* _Task prompt_: Find every line below where the word "this" occurs, then give how many you found and nothing else.

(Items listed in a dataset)
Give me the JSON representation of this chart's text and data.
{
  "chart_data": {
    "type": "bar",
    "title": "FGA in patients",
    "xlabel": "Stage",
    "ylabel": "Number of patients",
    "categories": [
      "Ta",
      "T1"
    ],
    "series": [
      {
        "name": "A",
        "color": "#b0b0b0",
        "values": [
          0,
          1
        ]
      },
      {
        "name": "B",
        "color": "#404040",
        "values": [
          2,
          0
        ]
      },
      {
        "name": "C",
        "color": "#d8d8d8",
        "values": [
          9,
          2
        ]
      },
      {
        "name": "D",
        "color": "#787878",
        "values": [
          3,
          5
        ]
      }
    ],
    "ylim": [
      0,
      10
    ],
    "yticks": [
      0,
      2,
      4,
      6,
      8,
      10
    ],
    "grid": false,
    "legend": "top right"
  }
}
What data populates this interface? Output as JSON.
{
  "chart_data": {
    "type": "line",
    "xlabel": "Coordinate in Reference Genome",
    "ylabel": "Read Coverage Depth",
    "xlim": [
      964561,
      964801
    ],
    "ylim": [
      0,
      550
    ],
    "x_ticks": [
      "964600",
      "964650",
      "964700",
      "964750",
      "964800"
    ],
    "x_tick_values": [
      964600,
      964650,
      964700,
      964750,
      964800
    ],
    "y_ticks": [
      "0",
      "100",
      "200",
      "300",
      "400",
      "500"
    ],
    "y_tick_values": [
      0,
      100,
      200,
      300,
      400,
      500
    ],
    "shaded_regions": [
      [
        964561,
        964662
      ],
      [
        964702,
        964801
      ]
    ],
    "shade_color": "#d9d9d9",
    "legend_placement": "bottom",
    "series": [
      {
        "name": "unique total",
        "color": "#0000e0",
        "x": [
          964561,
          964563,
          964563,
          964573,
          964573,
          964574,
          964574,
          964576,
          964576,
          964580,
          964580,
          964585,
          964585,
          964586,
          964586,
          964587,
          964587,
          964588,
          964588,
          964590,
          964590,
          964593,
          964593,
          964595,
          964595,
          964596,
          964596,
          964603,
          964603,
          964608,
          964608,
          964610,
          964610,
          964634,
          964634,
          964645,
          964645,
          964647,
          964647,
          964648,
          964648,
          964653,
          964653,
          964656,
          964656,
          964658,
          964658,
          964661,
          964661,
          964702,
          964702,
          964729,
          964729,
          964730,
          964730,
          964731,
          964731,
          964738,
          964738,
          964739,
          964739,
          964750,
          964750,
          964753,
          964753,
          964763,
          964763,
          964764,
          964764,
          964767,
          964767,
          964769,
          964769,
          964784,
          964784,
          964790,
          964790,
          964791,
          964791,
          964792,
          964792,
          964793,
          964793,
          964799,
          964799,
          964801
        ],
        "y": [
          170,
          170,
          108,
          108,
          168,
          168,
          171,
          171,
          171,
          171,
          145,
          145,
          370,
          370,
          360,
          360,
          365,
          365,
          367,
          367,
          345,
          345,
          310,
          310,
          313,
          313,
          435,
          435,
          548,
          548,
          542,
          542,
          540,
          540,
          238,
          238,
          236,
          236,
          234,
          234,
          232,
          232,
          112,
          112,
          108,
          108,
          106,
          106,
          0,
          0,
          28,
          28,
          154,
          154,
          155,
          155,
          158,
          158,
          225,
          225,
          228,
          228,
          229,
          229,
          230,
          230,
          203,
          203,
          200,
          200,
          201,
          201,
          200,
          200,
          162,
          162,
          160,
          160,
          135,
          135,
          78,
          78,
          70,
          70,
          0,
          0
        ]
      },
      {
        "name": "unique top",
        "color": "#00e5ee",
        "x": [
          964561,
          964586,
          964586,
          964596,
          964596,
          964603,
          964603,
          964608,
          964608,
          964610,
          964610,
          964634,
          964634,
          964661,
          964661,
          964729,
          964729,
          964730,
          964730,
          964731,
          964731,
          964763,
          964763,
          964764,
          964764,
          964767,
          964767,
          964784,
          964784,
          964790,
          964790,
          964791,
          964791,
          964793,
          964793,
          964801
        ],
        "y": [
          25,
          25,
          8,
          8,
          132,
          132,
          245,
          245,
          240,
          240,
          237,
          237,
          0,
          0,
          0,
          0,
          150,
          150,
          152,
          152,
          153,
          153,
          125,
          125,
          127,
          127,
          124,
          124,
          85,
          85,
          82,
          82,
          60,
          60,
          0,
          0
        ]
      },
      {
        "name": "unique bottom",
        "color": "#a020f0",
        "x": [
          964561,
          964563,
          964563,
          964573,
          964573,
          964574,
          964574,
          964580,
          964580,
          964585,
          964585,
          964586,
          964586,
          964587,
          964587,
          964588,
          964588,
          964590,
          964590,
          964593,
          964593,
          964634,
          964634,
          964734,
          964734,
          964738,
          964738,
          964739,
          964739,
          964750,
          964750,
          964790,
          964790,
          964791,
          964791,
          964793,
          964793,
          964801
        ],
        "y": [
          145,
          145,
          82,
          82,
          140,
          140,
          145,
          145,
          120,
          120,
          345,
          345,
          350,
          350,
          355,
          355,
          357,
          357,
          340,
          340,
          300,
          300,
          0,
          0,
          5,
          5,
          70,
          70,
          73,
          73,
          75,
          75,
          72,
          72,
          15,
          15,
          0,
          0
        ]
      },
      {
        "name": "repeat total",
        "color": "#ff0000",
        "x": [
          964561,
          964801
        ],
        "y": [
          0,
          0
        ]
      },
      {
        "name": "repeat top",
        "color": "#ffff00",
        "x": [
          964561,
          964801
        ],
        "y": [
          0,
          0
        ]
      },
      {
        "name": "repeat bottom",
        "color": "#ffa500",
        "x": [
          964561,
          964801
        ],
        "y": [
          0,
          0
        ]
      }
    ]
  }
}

* _Problem solution_: 2